>> begin Records for this task

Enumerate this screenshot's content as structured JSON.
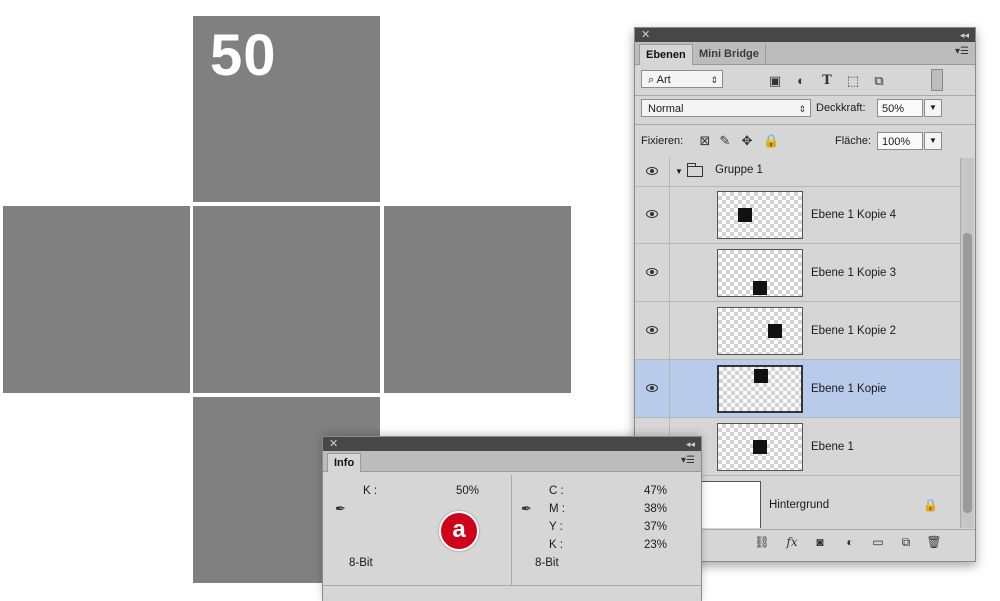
{
  "canvas": {
    "big_number": "50",
    "square_color": "#808080"
  },
  "layers_panel": {
    "tabs": [
      {
        "label": "Ebenen",
        "active": true
      },
      {
        "label": "Mini Bridge",
        "active": false
      }
    ],
    "filter": {
      "kind_label": "Art"
    },
    "blend_mode": "Normal",
    "opacity": {
      "label": "Deckkraft:",
      "value": "50%"
    },
    "lock": {
      "label": "Fixieren:"
    },
    "fill": {
      "label": "Fläche:",
      "value": "100%"
    },
    "group": {
      "name": "Gruppe 1"
    },
    "layers": [
      {
        "name": "Ebene 1 Kopie 4",
        "selected": false
      },
      {
        "name": "Ebene 1 Kopie 3",
        "selected": false
      },
      {
        "name": "Ebene 1 Kopie 2",
        "selected": false
      },
      {
        "name": "Ebene 1 Kopie",
        "selected": true
      },
      {
        "name": "Ebene 1",
        "selected": false
      },
      {
        "name": "Hintergrund",
        "selected": false,
        "locked": true
      }
    ],
    "selected_color": "#b9cbea"
  },
  "info_panel": {
    "tab": "Info",
    "left": {
      "k_label": "K :",
      "k_value": "50%",
      "bit": "8-Bit"
    },
    "right": {
      "c_label": "C :",
      "c_value": "47%",
      "m_label": "M :",
      "m_value": "38%",
      "y_label": "Y :",
      "y_value": "37%",
      "k_label": "K :",
      "k_value": "23%",
      "bit": "8-Bit"
    },
    "badge": {
      "label": "a",
      "color": "#d0021b"
    }
  }
}
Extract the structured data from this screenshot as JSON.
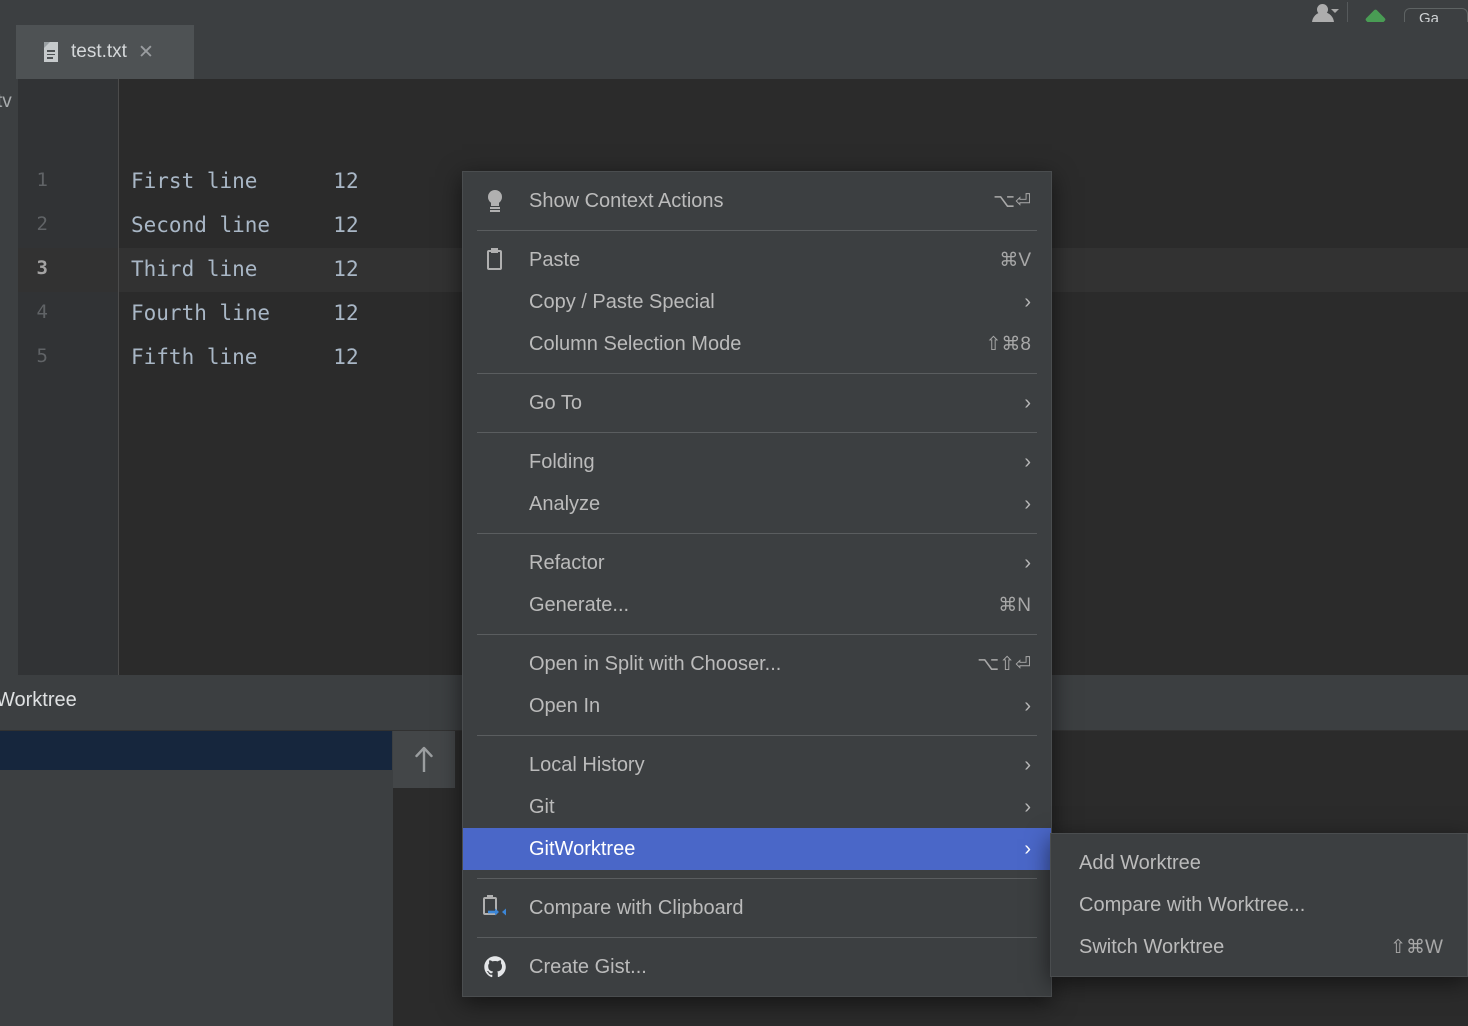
{
  "toolbar": {
    "avatar_icon": "user-avatar-icon",
    "dropdown_icon": "chevron-down-icon",
    "build_icon": "green-diamond-icon",
    "cut_button_label": "Ga"
  },
  "tab_bar": {
    "tabs": [
      {
        "label": "test.txt",
        "file_icon": "text-file-icon",
        "close_icon": "close-icon",
        "active": true
      }
    ]
  },
  "left_strip": {
    "label": "tv"
  },
  "editor": {
    "gutter": [
      "1",
      "2",
      "3",
      "4",
      "5"
    ],
    "current_line": 3,
    "lines": [
      "First line\t12",
      "Second line\t12",
      "Third line\t12",
      "Fourth line\t12",
      "Fifth line\t12"
    ]
  },
  "tool_window": {
    "title": "Worktree",
    "up_icon": "arrow-up-icon"
  },
  "context_menu": {
    "groups": [
      {
        "items": [
          {
            "label": "Show Context Actions",
            "icon": "lightbulb-icon",
            "shortcut": "⌥⏎",
            "arrow": ""
          }
        ]
      },
      {
        "items": [
          {
            "label": "Paste",
            "icon": "clipboard-icon",
            "shortcut": "⌘V",
            "arrow": ""
          },
          {
            "label": "Copy / Paste Special",
            "icon": "",
            "shortcut": "",
            "arrow": "›"
          },
          {
            "label": "Column Selection Mode",
            "icon": "",
            "shortcut": "⇧⌘8",
            "arrow": ""
          }
        ]
      },
      {
        "items": [
          {
            "label": "Go To",
            "icon": "",
            "shortcut": "",
            "arrow": "›"
          }
        ]
      },
      {
        "items": [
          {
            "label": "Folding",
            "icon": "",
            "shortcut": "",
            "arrow": "›"
          },
          {
            "label": "Analyze",
            "icon": "",
            "shortcut": "",
            "arrow": "›"
          }
        ]
      },
      {
        "items": [
          {
            "label": "Refactor",
            "icon": "",
            "shortcut": "",
            "arrow": "›"
          },
          {
            "label": "Generate...",
            "icon": "",
            "shortcut": "⌘N",
            "arrow": ""
          }
        ]
      },
      {
        "items": [
          {
            "label": "Open in Split with Chooser...",
            "icon": "",
            "shortcut": "⌥⇧⏎",
            "arrow": ""
          },
          {
            "label": "Open In",
            "icon": "",
            "shortcut": "",
            "arrow": "›"
          }
        ]
      },
      {
        "items": [
          {
            "label": "Local History",
            "icon": "",
            "shortcut": "",
            "arrow": "›"
          },
          {
            "label": "Git",
            "icon": "",
            "shortcut": "",
            "arrow": "›"
          },
          {
            "label": "GitWorktree",
            "icon": "",
            "shortcut": "",
            "arrow": "›",
            "selected": true
          }
        ]
      },
      {
        "items": [
          {
            "label": "Compare with Clipboard",
            "icon": "compare-clipboard-icon",
            "shortcut": "",
            "arrow": ""
          }
        ]
      },
      {
        "items": [
          {
            "label": "Create Gist...",
            "icon": "github-icon",
            "shortcut": "",
            "arrow": ""
          }
        ]
      }
    ]
  },
  "submenu": {
    "parent": "GitWorktree",
    "items": [
      {
        "label": "Add Worktree",
        "shortcut": ""
      },
      {
        "label": "Compare with Worktree...",
        "shortcut": ""
      },
      {
        "label": "Switch Worktree",
        "shortcut": "⇧⌘W"
      }
    ]
  },
  "colors": {
    "selection_blue": "#4a67c8",
    "panel_bg": "#3c3f41",
    "editor_bg": "#2b2b2b",
    "gutter_bg": "#313335",
    "tree_selected": "#16263d",
    "accent_green": "#499c54",
    "text": "#bbbbbb"
  }
}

>> end Records for this task

### The problem
Repeat the records above verbatim, with no pictures in the result.

### Response to this exercise
Enumerate this screenshot's content as structured JSON.
{
  "canvas": {
    "big_number": "50",
    "square_color": "#808080"
  },
  "layers_panel": {
    "tabs": [
      {
        "label": "Ebenen",
        "active": true
      },
      {
        "label": "Mini Bridge",
        "active": false
      }
    ],
    "filter": {
      "kind_label": "Art"
    },
    "blend_mode": "Normal",
    "opacity": {
      "label": "Deckkraft:",
      "value": "50%"
    },
    "lock": {
      "label": "Fixieren:"
    },
    "fill": {
      "label": "Fläche:",
      "value": "100%"
    },
    "group": {
      "name": "Gruppe 1"
    },
    "layers": [
      {
        "name": "Ebene 1 Kopie 4",
        "selected": false
      },
      {
        "name": "Ebene 1 Kopie 3",
        "selected": false
      },
      {
        "name": "Ebene 1 Kopie 2",
        "selected": false
      },
      {
        "name": "Ebene 1 Kopie",
        "selected": true
      },
      {
        "name": "Ebene 1",
        "selected": false
      },
      {
        "name": "Hintergrund",
        "selected": false,
        "locked": true
      }
    ],
    "selected_color": "#b9cbea"
  },
  "info_panel": {
    "tab": "Info",
    "left": {
      "k_label": "K :",
      "k_value": "50%",
      "bit": "8-Bit"
    },
    "right": {
      "c_label": "C :",
      "c_value": "47%",
      "m_label": "M :",
      "m_value": "38%",
      "y_label": "Y :",
      "y_value": "37%",
      "k_label": "K :",
      "k_value": "23%",
      "bit": "8-Bit"
    },
    "badge": {
      "label": "a",
      "color": "#d0021b"
    }
  }
}
Extract the structured data from this screenshot as JSON.
{
  "toolbar": {
    "avatar_icon": "user-avatar-icon",
    "dropdown_icon": "chevron-down-icon",
    "build_icon": "green-diamond-icon",
    "cut_button_label": "Ga"
  },
  "tab_bar": {
    "tabs": [
      {
        "label": "test.txt",
        "file_icon": "text-file-icon",
        "close_icon": "close-icon",
        "active": true
      }
    ]
  },
  "left_strip": {
    "label": "tv"
  },
  "editor": {
    "gutter": [
      "1",
      "2",
      "3",
      "4",
      "5"
    ],
    "current_line": 3,
    "lines": [
      "First line\t12",
      "Second line\t12",
      "Third line\t12",
      "Fourth line\t12",
      "Fifth line\t12"
    ]
  },
  "tool_window": {
    "title": "Worktree",
    "up_icon": "arrow-up-icon"
  },
  "context_menu": {
    "groups": [
      {
        "items": [
          {
            "label": "Show Context Actions",
            "icon": "lightbulb-icon",
            "shortcut": "⌥⏎",
            "arrow": ""
          }
        ]
      },
      {
        "items": [
          {
            "label": "Paste",
            "icon": "clipboard-icon",
            "shortcut": "⌘V",
            "arrow": ""
          },
          {
            "label": "Copy / Paste Special",
            "icon": "",
            "shortcut": "",
            "arrow": "›"
          },
          {
            "label": "Column Selection Mode",
            "icon": "",
            "shortcut": "⇧⌘8",
            "arrow": ""
          }
        ]
      },
      {
        "items": [
          {
            "label": "Go To",
            "icon": "",
            "shortcut": "",
            "arrow": "›"
          }
        ]
      },
      {
        "items": [
          {
            "label": "Folding",
            "icon": "",
            "shortcut": "",
            "arrow": "›"
          },
          {
            "label": "Analyze",
            "icon": "",
            "shortcut": "",
            "arrow": "›"
          }
        ]
      },
      {
        "items": [
          {
            "label": "Refactor",
            "icon": "",
            "shortcut": "",
            "arrow": "›"
          },
          {
            "label": "Generate...",
            "icon": "",
            "shortcut": "⌘N",
            "arrow": ""
          }
        ]
      },
      {
        "items": [
          {
            "label": "Open in Split with Chooser...",
            "icon": "",
            "shortcut": "⌥⇧⏎",
            "arrow": ""
          },
          {
            "label": "Open In",
            "icon": "",
            "shortcut": "",
            "arrow": "›"
          }
        ]
      },
      {
        "items": [
          {
            "label": "Local History",
            "icon": "",
            "shortcut": "",
            "arrow": "›"
          },
          {
            "label": "Git",
            "icon": "",
            "shortcut": "",
            "arrow": "›"
          },
          {
            "label": "GitWorktree",
            "icon": "",
            "shortcut": "",
            "arrow": "›",
            "selected": true
          }
        ]
      },
      {
        "items": [
          {
            "label": "Compare with Clipboard",
            "icon": "compare-clipboard-icon",
            "shortcut": "",
            "arrow": ""
          }
        ]
      },
      {
        "items": [
          {
            "label": "Create Gist...",
            "icon": "github-icon",
            "shortcut": "",
            "arrow": ""
          }
        ]
      }
    ]
  },
  "submenu": {
    "parent": "GitWorktree",
    "items": [
      {
        "label": "Add Worktree",
        "shortcut": ""
      },
      {
        "label": "Compare with Worktree...",
        "shortcut": ""
      },
      {
        "label": "Switch Worktree",
        "shortcut": "⇧⌘W"
      }
    ]
  },
  "colors": {
    "selection_blue": "#4a67c8",
    "panel_bg": "#3c3f41",
    "editor_bg": "#2b2b2b",
    "gutter_bg": "#313335",
    "tree_selected": "#16263d",
    "accent_green": "#499c54",
    "text": "#bbbbbb"
  }
}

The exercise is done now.